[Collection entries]
########################################

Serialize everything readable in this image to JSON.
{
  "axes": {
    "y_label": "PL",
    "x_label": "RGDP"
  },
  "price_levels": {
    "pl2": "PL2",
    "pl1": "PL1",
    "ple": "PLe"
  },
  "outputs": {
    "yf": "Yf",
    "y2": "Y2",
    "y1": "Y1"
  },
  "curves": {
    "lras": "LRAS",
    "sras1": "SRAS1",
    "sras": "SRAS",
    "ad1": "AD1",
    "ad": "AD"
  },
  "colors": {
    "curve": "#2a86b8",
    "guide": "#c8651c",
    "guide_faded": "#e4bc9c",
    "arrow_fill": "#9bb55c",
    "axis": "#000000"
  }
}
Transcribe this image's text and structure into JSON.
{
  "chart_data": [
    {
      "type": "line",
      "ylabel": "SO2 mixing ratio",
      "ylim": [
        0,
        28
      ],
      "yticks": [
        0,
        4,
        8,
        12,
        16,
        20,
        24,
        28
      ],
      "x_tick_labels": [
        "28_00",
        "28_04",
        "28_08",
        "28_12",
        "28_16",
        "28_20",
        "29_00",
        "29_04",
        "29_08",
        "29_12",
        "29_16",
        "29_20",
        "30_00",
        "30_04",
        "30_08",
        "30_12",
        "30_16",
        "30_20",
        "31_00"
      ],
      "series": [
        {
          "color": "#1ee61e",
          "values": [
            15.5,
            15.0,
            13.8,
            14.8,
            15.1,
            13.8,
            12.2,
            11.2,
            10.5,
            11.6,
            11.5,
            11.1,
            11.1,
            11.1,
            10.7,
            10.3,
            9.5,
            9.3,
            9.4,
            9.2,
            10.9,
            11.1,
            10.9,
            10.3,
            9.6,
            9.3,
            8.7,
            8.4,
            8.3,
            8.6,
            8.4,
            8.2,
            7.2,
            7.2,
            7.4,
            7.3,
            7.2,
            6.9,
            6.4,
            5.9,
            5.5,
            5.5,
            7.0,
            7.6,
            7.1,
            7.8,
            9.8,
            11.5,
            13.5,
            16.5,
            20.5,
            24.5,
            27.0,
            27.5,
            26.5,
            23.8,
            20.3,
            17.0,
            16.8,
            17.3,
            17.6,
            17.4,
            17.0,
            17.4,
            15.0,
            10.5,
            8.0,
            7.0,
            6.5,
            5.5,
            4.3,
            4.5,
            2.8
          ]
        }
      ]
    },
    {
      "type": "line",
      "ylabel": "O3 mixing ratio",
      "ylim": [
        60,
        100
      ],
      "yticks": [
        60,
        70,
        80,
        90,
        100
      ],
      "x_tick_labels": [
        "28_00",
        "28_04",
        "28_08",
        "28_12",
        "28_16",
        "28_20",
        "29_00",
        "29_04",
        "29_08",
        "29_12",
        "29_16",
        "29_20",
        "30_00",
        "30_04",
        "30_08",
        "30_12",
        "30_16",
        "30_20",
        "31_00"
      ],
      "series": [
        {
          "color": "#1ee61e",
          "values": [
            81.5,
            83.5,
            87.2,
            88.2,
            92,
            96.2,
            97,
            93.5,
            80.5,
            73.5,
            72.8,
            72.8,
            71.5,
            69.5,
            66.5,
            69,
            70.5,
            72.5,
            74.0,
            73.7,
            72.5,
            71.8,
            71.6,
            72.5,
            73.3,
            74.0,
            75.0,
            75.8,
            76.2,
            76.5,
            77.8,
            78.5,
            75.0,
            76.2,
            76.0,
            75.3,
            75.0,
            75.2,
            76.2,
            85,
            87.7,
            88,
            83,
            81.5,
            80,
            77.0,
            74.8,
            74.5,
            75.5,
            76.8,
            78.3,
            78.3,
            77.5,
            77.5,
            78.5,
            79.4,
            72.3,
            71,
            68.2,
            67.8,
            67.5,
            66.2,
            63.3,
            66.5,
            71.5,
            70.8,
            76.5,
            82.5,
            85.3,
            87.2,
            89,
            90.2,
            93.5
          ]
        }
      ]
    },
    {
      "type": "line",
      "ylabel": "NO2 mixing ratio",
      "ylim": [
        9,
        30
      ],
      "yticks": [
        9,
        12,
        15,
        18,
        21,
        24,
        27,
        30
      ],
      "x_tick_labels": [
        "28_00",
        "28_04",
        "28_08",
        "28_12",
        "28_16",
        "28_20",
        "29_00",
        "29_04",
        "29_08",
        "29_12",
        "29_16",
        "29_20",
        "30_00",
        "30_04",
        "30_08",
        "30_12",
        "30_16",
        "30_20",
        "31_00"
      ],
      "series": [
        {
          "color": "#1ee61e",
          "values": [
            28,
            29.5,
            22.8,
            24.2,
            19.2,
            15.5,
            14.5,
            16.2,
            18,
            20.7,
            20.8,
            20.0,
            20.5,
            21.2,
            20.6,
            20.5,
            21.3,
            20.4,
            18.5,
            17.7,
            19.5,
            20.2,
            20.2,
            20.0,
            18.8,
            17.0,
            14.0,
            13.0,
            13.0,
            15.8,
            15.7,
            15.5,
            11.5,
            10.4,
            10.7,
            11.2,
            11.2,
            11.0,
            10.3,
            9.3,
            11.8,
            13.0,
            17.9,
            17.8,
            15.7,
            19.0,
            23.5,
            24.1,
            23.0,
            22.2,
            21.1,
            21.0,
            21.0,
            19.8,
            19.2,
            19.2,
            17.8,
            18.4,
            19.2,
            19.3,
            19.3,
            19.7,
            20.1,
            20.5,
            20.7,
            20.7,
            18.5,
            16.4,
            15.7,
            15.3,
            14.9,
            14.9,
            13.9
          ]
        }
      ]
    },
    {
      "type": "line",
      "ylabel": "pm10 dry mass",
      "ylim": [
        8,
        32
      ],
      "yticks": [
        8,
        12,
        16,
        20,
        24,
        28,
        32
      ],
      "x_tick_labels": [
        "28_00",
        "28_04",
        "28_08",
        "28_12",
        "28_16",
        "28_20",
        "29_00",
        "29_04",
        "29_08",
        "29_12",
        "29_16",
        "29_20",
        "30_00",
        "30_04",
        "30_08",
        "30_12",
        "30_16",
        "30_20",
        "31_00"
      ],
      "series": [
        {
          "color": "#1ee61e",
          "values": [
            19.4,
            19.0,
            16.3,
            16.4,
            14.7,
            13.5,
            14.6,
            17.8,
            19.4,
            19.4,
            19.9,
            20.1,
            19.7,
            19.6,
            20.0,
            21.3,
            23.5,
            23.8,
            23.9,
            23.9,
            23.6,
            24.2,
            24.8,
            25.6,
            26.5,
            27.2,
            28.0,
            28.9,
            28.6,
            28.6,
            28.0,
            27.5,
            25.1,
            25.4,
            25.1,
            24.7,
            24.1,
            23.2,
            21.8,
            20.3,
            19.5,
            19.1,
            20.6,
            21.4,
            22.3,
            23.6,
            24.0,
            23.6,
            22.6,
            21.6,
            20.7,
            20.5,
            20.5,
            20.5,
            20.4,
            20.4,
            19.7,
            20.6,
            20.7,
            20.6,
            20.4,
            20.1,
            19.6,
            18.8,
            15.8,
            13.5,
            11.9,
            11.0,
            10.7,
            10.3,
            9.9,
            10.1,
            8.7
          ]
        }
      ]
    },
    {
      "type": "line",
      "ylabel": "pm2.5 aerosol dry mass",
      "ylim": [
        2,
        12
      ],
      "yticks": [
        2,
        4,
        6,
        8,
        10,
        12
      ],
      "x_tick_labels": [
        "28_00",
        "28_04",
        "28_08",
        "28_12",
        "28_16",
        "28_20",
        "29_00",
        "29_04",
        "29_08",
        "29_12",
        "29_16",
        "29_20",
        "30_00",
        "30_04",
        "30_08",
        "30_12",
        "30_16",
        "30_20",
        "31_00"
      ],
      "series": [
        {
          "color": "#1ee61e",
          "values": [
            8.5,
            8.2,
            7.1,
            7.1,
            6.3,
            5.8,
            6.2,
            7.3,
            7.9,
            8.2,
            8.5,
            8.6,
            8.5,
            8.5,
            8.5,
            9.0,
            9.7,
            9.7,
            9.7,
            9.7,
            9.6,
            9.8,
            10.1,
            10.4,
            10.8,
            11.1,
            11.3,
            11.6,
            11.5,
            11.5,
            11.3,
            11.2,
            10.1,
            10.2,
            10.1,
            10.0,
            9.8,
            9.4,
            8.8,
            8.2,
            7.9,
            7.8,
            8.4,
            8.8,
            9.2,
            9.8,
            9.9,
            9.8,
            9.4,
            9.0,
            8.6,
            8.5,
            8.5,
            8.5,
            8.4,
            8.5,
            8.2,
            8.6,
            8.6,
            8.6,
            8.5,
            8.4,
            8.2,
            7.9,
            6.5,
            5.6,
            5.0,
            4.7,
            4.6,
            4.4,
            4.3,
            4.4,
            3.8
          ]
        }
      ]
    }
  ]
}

########################################

[The exercise] Copy out each line of the data containing the string "image".

[Answer for the task]
Serialize everything readable in this image to JSON.
Transcribe this image's text and structure into JSON.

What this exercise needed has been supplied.